# Data excerpts start
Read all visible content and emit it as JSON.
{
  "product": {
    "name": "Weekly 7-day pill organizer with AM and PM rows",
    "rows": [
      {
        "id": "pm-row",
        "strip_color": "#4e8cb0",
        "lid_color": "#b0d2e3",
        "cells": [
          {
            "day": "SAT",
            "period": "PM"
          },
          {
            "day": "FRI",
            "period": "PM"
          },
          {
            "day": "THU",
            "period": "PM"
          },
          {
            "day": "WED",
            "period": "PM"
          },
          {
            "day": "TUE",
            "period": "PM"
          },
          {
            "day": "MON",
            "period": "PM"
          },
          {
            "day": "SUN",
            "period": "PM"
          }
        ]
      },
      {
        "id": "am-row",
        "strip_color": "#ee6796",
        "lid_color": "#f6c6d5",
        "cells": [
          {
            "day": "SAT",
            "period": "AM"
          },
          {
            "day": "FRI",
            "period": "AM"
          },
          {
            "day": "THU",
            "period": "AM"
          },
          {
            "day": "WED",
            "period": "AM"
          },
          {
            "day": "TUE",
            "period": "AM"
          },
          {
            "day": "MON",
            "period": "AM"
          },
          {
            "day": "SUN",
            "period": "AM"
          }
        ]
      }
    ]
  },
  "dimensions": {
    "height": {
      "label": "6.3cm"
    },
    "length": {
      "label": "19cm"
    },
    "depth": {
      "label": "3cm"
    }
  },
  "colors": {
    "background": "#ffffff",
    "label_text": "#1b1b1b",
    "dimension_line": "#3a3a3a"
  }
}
# Data excerpts end
# Data excerpts start
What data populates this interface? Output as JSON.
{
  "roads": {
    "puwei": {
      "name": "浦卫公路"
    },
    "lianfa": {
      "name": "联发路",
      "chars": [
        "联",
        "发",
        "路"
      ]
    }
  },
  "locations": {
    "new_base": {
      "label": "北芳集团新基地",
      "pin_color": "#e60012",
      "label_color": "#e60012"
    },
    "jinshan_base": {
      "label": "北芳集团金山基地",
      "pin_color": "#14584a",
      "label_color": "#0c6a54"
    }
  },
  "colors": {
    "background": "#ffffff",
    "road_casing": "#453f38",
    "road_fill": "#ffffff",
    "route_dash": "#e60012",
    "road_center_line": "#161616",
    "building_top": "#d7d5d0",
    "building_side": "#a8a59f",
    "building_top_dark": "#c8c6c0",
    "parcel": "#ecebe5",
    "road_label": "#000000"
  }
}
# Data excerpts end
**What you should do:**
Count how many lines above contain the word "JSON". Reply with the number alone.

**Response:**
2